### [THE EXERCISE]
Copy all lines below containing "this".
Start of TASK INPUT
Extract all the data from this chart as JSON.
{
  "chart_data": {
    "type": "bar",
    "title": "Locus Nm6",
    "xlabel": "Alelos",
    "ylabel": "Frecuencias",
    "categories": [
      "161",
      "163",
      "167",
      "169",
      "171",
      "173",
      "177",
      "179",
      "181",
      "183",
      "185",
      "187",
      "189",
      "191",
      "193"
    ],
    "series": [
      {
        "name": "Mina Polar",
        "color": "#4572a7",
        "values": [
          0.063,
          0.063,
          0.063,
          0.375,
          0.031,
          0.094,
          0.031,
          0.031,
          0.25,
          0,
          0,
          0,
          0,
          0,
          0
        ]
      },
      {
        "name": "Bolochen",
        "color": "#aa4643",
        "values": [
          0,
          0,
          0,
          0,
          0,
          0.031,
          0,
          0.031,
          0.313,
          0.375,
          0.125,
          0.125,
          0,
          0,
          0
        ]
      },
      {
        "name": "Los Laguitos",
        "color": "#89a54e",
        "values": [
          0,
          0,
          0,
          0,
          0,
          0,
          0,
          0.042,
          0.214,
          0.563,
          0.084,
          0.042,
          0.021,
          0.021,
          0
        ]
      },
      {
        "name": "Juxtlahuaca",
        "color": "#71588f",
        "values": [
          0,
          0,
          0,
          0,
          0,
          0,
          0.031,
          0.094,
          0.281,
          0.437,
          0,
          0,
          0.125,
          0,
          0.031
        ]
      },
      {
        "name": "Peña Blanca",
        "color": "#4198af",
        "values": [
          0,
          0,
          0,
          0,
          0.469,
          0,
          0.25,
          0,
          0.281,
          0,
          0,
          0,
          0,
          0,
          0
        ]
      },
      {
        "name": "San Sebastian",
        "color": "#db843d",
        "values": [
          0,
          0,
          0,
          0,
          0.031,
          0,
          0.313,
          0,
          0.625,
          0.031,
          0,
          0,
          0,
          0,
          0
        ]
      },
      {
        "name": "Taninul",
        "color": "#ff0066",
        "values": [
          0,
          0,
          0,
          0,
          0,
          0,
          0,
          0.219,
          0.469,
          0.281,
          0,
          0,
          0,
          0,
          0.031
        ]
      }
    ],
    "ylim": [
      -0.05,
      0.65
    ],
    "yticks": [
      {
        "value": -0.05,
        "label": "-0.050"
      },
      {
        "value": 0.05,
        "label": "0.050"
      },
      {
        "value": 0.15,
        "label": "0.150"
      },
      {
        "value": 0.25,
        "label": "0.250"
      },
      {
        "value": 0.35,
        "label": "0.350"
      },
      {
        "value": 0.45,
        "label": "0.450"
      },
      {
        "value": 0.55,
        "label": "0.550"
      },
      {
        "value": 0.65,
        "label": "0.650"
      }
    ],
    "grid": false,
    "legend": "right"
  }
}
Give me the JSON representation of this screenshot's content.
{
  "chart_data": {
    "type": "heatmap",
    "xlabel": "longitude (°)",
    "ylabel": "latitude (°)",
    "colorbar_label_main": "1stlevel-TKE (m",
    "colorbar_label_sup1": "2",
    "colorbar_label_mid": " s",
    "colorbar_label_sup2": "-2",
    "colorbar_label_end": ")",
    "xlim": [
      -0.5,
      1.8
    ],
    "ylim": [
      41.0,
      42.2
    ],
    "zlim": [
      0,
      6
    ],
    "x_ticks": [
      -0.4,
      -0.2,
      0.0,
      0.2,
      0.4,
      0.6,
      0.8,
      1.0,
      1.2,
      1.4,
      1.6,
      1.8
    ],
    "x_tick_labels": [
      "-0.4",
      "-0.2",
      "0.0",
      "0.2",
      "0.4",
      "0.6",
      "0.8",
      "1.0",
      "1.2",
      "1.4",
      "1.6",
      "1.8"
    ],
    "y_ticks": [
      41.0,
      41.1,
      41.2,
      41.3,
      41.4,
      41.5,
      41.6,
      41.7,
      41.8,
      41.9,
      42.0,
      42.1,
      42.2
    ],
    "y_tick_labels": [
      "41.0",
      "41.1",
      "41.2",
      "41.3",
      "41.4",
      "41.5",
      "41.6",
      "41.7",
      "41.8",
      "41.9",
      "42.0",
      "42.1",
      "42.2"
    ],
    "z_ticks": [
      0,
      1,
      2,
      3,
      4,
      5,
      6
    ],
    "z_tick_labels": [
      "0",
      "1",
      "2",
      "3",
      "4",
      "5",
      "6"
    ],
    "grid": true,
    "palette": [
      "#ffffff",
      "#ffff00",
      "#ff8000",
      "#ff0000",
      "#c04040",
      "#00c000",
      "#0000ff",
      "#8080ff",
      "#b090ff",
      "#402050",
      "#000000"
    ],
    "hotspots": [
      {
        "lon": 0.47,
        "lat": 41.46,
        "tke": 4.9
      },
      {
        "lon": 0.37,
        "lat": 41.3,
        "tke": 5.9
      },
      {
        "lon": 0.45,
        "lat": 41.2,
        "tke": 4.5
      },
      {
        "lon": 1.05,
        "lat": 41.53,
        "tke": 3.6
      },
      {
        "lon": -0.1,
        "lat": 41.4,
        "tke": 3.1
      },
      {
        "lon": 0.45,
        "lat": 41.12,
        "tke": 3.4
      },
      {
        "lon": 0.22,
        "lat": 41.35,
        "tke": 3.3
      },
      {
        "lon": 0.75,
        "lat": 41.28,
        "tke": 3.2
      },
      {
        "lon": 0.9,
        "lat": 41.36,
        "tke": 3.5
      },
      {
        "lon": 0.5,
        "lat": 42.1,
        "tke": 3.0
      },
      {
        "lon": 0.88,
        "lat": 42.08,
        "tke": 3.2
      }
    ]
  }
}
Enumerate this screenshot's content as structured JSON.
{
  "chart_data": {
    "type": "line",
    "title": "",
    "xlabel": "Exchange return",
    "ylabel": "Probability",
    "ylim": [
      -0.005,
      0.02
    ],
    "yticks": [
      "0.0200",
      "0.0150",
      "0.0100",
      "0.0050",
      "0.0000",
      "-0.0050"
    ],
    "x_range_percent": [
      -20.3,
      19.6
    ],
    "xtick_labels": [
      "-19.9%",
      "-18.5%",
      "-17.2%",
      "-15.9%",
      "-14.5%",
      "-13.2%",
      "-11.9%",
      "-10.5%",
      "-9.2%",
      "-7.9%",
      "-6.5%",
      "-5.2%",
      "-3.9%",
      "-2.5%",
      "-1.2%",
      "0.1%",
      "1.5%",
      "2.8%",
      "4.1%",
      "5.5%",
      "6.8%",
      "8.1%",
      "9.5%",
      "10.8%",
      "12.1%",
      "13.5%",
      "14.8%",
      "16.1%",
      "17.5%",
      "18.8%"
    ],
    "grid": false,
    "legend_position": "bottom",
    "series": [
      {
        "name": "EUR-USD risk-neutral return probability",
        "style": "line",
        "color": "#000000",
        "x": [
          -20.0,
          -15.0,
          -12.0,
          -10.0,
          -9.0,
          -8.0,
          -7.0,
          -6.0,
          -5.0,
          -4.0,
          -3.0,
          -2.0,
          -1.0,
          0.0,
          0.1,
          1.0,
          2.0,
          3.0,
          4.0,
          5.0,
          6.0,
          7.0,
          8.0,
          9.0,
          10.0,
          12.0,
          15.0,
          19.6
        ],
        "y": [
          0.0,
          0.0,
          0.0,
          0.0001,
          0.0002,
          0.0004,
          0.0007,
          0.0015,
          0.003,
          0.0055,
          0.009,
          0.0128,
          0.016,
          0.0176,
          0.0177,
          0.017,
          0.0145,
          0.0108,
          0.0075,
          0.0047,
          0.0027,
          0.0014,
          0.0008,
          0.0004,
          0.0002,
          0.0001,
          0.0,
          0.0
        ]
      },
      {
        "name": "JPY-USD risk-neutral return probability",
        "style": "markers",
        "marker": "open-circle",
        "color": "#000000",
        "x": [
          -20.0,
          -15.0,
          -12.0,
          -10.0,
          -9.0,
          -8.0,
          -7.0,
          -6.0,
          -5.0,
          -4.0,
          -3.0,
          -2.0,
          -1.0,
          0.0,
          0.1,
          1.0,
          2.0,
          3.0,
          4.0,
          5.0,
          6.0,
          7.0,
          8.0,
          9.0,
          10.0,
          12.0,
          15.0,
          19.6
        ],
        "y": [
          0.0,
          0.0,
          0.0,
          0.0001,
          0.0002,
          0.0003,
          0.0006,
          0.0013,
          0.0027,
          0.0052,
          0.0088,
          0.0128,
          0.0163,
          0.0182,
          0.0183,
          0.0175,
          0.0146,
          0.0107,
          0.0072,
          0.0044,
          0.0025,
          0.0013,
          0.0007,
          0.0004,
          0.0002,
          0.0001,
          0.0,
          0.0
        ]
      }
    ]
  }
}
End of TASK INPUT
### [OUTPUT]
Extract all the data from this chart as JSON.
Give me the JSON representation of this screenshot's content.
Enumerate this screenshot's content as structured JSON.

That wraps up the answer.